WRITTEN PROBLEM A: In the excerpt on the capped call and exchange transactions, what aggregate principal amount of 2028 Notes was exchanged?

The Capped Call Transactions are separate transactions entered into by the Company with the Option Counterparties, are not part of the terms of the Notes and will not change the holders’ rights under the Notes. Holders of the Notes will not have any rights with respect to the Capped Call Transactions.
The description of the Capped Call Transactions above is qualified in its entirety by reference to the full texts of the form of the base capped call confirmation and the form of the additional capped call confirmation relating to the Capped Call Transactions, which are filed as Exhibits 10.1 and 10.2, respectively, to this Current Report on Form 8-K and are incorporated by reference into this Item 1.01.
Exchange Transactions
On March 13, 2025, the Company entered into separate, privately negotiated exchange agreements (the “Exchange Agreements”), with a limited number of holders of its 2.125% Convertible Senior Notes due 2028 (the “2028 Notes”), to exchange approximately $383.7 million in aggregate principal amount of 2028 Notes for an aggregate of approximately $384.4 million in cash and 1,553,806 shares of Common Stock (the “Note Exchange Transactions”).
In connection with the Note Exchange Transactions, the Company expects that holders of the 2028 Notes who have agreed to have their 2028 Notes exchanged and who have hedged their equity price risk with respect to such 2028 Notes (the “hedged holders”) will unwind all or part of their hedge positions by buying Common Stock and/or entering into or unwinding various derivative transactions with respect to the Common Stock. The amount of Common Stock to be purchased by the hedged holders or the notional number of shares of Common Stock underlying such derivative transactions may be substantial in relation to the historic average daily trading volume of the Common Stock. This activity by the hedged holders could increase (or reduce the size of any decrease in) the market price of the Common Stock, including concurrently with the pricing of the Notes, resulting in a higher effective conversion price of the Notes. The Company cannot predict the magnitude of such market activity or the overall effect it will have on the price of the Notes or the Common Stock and the corresponding effect on the initial conversion price of the Notes.
Unwind Agreements
As previously disclosed, in connection with issuing the 2028 Notes, the Company entered into privately negotiated capped call transactions (the “Existing Capped Call Transactions”) with certain financial institutions (the “Existing Capped Call Counterparties”). In connection with the Exchange Agreements, the Company entered into agreements substantially in the form attached hereto as Exhibit 10.3 (the “Unwind Agreements”) with the Existing Capped Call Counterparties to terminate a portion of the Existing Capped Call Transactions in a notional amount corresponding to the amount of 2028 Notes exchanged.

EXCERPTED RECORDS:
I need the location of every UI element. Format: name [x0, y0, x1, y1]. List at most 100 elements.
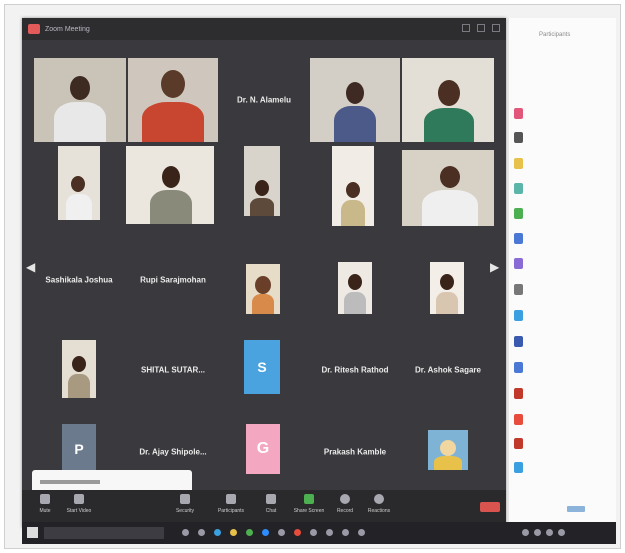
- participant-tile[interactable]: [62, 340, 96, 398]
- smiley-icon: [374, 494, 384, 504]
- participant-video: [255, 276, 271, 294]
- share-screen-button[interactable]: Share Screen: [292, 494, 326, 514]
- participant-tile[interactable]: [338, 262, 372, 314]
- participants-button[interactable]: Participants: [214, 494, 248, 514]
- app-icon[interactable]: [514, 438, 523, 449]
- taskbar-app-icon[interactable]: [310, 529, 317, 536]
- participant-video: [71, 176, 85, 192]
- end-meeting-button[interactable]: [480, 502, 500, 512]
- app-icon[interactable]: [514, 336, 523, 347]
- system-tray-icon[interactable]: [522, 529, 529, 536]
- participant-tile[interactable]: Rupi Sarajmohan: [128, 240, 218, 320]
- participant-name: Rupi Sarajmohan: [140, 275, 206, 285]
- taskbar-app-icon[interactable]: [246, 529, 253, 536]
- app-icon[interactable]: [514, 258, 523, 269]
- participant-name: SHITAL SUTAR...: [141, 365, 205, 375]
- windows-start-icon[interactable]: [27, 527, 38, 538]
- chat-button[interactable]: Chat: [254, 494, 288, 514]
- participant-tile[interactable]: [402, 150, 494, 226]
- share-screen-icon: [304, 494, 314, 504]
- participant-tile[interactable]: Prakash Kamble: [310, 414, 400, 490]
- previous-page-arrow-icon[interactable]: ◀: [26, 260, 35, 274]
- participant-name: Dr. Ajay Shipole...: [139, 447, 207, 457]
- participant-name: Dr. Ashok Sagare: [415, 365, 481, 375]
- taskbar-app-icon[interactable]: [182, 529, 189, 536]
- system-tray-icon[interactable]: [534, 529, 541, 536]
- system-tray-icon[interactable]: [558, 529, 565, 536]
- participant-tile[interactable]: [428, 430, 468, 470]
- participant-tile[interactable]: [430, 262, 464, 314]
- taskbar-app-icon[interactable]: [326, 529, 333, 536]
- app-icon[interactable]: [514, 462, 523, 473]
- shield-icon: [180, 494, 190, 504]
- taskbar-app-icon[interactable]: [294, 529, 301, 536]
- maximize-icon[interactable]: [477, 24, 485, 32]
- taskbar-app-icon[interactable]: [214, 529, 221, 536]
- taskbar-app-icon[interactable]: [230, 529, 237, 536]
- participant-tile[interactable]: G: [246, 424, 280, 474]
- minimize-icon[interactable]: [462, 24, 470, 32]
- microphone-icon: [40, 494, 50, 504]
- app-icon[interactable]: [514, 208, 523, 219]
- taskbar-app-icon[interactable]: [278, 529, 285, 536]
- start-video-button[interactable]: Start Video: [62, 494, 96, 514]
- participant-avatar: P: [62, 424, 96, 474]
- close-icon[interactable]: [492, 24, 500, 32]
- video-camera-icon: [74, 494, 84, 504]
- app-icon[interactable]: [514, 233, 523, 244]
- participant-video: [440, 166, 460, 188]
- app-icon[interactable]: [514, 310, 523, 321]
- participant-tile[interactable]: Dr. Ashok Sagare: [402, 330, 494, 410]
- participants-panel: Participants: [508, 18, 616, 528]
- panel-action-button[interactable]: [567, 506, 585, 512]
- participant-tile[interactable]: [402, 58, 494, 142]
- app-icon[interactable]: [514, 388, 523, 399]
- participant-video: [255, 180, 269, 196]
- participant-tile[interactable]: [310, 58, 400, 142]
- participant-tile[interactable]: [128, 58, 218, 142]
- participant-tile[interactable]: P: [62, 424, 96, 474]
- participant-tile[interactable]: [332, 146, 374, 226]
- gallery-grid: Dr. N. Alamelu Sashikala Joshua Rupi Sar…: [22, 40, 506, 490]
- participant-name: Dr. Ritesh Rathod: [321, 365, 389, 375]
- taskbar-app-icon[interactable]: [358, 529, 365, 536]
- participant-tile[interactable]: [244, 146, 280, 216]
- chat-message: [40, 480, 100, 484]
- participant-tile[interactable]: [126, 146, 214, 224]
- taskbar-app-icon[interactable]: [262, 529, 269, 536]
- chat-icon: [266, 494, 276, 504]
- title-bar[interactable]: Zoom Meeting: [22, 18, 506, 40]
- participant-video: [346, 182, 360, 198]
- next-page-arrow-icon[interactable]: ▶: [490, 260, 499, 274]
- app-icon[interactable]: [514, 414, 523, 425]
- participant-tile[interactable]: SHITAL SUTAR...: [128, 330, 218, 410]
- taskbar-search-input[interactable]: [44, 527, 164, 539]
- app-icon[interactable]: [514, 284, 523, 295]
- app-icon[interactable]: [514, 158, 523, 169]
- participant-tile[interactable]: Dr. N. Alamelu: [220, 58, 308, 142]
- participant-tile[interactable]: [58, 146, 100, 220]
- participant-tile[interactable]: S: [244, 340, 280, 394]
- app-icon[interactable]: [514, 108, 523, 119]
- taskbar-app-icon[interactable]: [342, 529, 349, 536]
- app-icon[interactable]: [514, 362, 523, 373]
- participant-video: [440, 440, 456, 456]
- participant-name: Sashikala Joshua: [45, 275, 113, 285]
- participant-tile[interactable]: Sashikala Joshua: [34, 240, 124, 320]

WRITTEN PROBLEM B: Can you express the lines of the records as a Markdown table, starting with the line with "- participant-tile[interactable]: [62, 340, 96, 398]" and going on through the line with "- taskbar-app-icon[interactable]: [326, 529, 333, 536]", with the columns Index and Entry? Leave out blank lines.

RIGHT ANSWER A: Approximately $383.7 million in aggregate principal amount of 2028 Notes.

RIGHT ANSWER B:
| Index | Entry |
|---|---|
| 1 | - participant-tile[interactable]: [62, 340, 96, 398] |
| 2 | - smiley-icon: [374, 494, 384, 504] |
| 3 | - participant-video: [255, 276, 271, 294] |
| 4 | - share-screen-button[interactable]: Share Screen: [292, 494, 326, 514] |
| 5 | - participant-tile[interactable]: [338, 262, 372, 314] |
| 6 | - participants-button[interactable]: Participants: [214, 494, 248, 514] |
| 7 | - app-icon[interactable]: [514, 438, 523, 449] |
| 8 | - taskbar-app-icon[interactable]: [310, 529, 317, 536] |
| 9 | - participant-video: [71, 176, 85, 192] |
| 10 | - end-meeting-button[interactable]: [480, 502, 500, 512] |
| 11 | - app-icon[interactable]: [514, 336, 523, 347] |
| 12 | - system-tray-icon[interactable]: [522, 529, 529, 536] |
| 13 | - participant-tile[interactable]: Rupi Sarajmohan: [128, 240, 218, 320] |
| 14 | - participant-name: Rupi Sarajmohan: [140, 275, 206, 285] |
| 15 | - taskbar-app-icon[interactable]: [246, 529, 253, 536] |
| 16 | - app-icon[interactable]: [514, 258, 523, 269] |
| 17 | - participant-name: SHITAL SUTAR...: [141, 365, 205, 375] |
| 18 | - windows-start-icon[interactable]: [27, 527, 38, 538] |
| 19 | - chat-button[interactable]: Chat: [254, 494, 288, 514] |
| 20 | - participant-tile[interactable]: [402, 150, 494, 226] |
| 21 | - share-screen-icon: [304, 494, 314, 504] |
| 22 | - participant-tile[interactable]: Prakash Kamble: [310, 414, 400, 490] |
| 23 | - previous-page-arrow-icon[interactable]: ◀: [26, 260, 35, 274] |
| 24 | - participant-name: Dr. Ajay Shipole...: [139, 447, 207, 457] |
| 25 | - participant-name: Dr. Ashok Sagare: [415, 365, 481, 375] |
| 26 | - taskbar-app-icon[interactable]: [182, 529, 189, 536] |
| 27 | - system-tray-icon[interactable]: [534, 529, 541, 536] |
| 28 | - system-tray-icon[interactable]: [558, 529, 565, 536] |
| 29 | - participant-tile[interactable]: [428, 430, 468, 470] |
| 30 | - participant-tile[interactable]: [430, 262, 464, 314] |
| 31 | - taskbar-app-icon[interactable]: [326, 529, 333, 536] |